Give the records back in full, exactly as they read.

━━━━━━━━━━━━━━━━

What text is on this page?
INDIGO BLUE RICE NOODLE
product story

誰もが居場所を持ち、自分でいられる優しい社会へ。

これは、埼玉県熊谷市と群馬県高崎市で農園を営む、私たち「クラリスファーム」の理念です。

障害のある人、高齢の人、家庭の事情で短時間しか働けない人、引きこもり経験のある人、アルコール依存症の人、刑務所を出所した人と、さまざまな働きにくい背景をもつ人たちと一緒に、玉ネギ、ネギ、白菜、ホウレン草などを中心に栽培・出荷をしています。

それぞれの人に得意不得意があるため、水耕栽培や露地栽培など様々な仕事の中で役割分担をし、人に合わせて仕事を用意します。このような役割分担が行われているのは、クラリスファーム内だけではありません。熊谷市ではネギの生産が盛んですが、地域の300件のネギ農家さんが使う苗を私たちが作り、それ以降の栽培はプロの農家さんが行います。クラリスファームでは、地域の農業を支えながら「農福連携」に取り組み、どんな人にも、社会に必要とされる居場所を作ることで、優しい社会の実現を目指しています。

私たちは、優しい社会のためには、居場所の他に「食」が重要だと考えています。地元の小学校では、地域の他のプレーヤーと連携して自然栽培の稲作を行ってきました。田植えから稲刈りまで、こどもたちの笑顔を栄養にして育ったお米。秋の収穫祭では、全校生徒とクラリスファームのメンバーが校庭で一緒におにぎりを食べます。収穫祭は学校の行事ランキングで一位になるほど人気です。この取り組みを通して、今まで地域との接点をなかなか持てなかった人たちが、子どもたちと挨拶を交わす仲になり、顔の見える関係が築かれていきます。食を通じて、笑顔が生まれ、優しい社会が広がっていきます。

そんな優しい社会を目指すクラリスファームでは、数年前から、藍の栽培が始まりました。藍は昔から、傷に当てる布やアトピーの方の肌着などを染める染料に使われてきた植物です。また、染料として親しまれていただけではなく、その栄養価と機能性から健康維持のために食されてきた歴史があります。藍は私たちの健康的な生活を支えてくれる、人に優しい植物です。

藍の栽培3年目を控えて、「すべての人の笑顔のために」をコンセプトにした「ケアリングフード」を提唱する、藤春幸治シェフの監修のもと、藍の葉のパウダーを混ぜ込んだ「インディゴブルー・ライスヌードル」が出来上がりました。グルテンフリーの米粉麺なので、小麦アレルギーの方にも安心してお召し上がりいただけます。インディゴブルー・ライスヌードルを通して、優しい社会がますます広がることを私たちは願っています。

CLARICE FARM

━━━━━━━━━━━━━━━━

**Answer to this task:**
What text is on this page?
INDIGO BLUE RICE NOODLE
product story

誰もが居場所を持ち、自分でいられる優しい社会へ。

これは、埼玉県熊谷市と群馬県高崎市で農園を営む、私たち「クラリスファーム」の理念です。

障害のある人、高齢の人、家庭の事情で短時間しか働けない人、引きこもり経験のある人、アルコール依存症の人、刑務所を出所した人と、さまざまな働きにくい背景をもつ人たちと一緒に、玉ネギ、ネギ、白菜、ホウレン草などを中心に栽培・出荷をしています。

それぞれの人に得意不得意があるため、水耕栽培や露地栽培など様々な仕事の中で役割分担をし、人に合わせて仕事を用意します。このような役割分担が行われているのは、クラリスファーム内だけではありません。熊谷市ではネギの生産が盛んですが、地域の300件のネギ農家さんが使う苗を私たちが作り、それ以降の栽培はプロの農家さんが行います。クラリスファームでは、地域の農業を支えながら「農福連携」に取り組み、どんな人にも、社会に必要とされる居場所を作ることで、優しい社会の実現を目指しています。

私たちは、優しい社会のためには、居場所の他に「食」が重要だと考えています。地元の小学校では、地域の他のプレーヤーと連携して自然栽培の稲作を行ってきました。田植えから稲刈りまで、こどもたちの笑顔を栄養にして育ったお米。秋の収穫祭では、全校生徒とクラリスファームのメンバーが校庭で一緒におにぎりを食べます。収穫祭は学校の行事ランキングで一位になるほど人気です。この取り組みを通して、今まで地域との接点をなかなか持てなかった人たちが、子どもたちと挨拶を交わす仲になり、顔の見える関係が築かれていきます。食を通じて、笑顔が生まれ、優しい社会が広がっていきます。

そんな優しい社会を目指すクラリスファームでは、数年前から、藍の栽培が始まりました。藍は昔から、傷に当てる布やアトピーの方の肌着などを染める染料に使われてきた植物です。また、染料として親しまれていただけではなく、その栄養価と機能性から健康維持のために食されてきた歴史があります。藍は私たちの健康的な生活を支えてくれる、人に優しい植物です。

藍の栽培3年目を控えて、「すべての人の笑顔のために」をコンセプトにした「ケアリングフード」を提唱する、藤春幸治シェフの監修のもと、藍の葉のパウダーを混ぜ込んだ「インディゴブルー・ライスヌードル」が出来上がりました。グルテンフリーの米粉麺なので、小麦アレルギーの方にも安心してお召し上がりいただけます。インディゴブルー・ライスヌードルを通して、優しい社会がますます広がることを私たちは願っています。

CLARICE FARM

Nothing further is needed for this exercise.